>> BEGIN

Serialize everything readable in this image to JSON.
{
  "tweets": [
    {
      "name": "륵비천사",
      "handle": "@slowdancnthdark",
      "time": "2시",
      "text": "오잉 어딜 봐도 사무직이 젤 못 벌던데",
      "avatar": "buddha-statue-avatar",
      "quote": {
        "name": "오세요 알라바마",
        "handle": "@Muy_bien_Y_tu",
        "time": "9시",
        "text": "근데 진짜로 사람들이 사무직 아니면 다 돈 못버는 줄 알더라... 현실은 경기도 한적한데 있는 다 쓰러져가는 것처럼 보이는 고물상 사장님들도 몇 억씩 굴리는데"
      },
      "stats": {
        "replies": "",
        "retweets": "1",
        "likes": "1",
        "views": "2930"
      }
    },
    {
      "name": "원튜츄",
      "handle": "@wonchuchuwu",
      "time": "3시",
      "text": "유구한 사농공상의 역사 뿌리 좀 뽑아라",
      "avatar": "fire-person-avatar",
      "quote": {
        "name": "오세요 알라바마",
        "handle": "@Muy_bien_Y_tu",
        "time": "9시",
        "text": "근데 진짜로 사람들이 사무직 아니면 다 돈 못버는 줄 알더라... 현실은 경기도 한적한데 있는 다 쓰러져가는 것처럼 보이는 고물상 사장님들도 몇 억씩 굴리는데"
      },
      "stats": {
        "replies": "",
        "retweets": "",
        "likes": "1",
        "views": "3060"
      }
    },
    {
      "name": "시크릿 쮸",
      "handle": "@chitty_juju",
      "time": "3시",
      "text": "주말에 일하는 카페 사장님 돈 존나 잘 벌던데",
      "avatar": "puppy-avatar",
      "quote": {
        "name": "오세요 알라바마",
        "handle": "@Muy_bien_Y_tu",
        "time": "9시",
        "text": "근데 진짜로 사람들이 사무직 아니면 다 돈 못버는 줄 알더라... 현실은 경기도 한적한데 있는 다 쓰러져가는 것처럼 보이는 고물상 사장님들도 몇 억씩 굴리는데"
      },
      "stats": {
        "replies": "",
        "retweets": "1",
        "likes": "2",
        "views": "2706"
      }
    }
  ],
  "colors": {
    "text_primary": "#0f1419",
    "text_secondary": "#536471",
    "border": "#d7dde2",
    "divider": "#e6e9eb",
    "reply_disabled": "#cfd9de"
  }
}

>> END

**Aim**:
Return every entry verbatim.

**In response**:
Serialize everything readable in this image to JSON.
{
  "tweets": [
    {
      "name": "륵비천사",
      "handle": "@slowdancnthdark",
      "time": "2시",
      "text": "오잉 어딜 봐도 사무직이 젤 못 벌던데",
      "avatar": "buddha-statue-avatar",
      "quote": {
        "name": "오세요 알라바마",
        "handle": "@Muy_bien_Y_tu",
        "time": "9시",
        "text": "근데 진짜로 사람들이 사무직 아니면 다 돈 못버는 줄 알더라... 현실은 경기도 한적한데 있는 다 쓰러져가는 것처럼 보이는 고물상 사장님들도 몇 억씩 굴리는데"
      },
      "stats": {
        "replies": "",
        "retweets": "1",
        "likes": "1",
        "views": "2930"
      }
    },
    {
      "name": "원튜츄",
      "handle": "@wonchuchuwu",
      "time": "3시",
      "text": "유구한 사농공상의 역사 뿌리 좀 뽑아라",
      "avatar": "fire-person-avatar",
      "quote": {
        "name": "오세요 알라바마",
        "handle": "@Muy_bien_Y_tu",
        "time": "9시",
        "text": "근데 진짜로 사람들이 사무직 아니면 다 돈 못버는 줄 알더라... 현실은 경기도 한적한데 있는 다 쓰러져가는 것처럼 보이는 고물상 사장님들도 몇 억씩 굴리는데"
      },
      "stats": {
        "replies": "",
        "retweets": "",
        "likes": "1",
        "views": "3060"
      }
    },
    {
      "name": "시크릿 쮸",
      "handle": "@chitty_juju",
      "time": "3시",
      "text": "주말에 일하는 카페 사장님 돈 존나 잘 벌던데",
      "avatar": "puppy-avatar",
      "quote": {
        "name": "오세요 알라바마",
        "handle": "@Muy_bien_Y_tu",
        "time": "9시",
        "text": "근데 진짜로 사람들이 사무직 아니면 다 돈 못버는 줄 알더라... 현실은 경기도 한적한데 있는 다 쓰러져가는 것처럼 보이는 고물상 사장님들도 몇 억씩 굴리는데"
      },
      "stats": {
        "replies": "",
        "retweets": "1",
        "likes": "2",
        "views": "2706"
      }
    }
  ],
  "colors": {
    "text_primary": "#0f1419",
    "text_secondary": "#536471",
    "border": "#d7dde2",
    "divider": "#e6e9eb",
    "reply_disabled": "#cfd9de"
  }
}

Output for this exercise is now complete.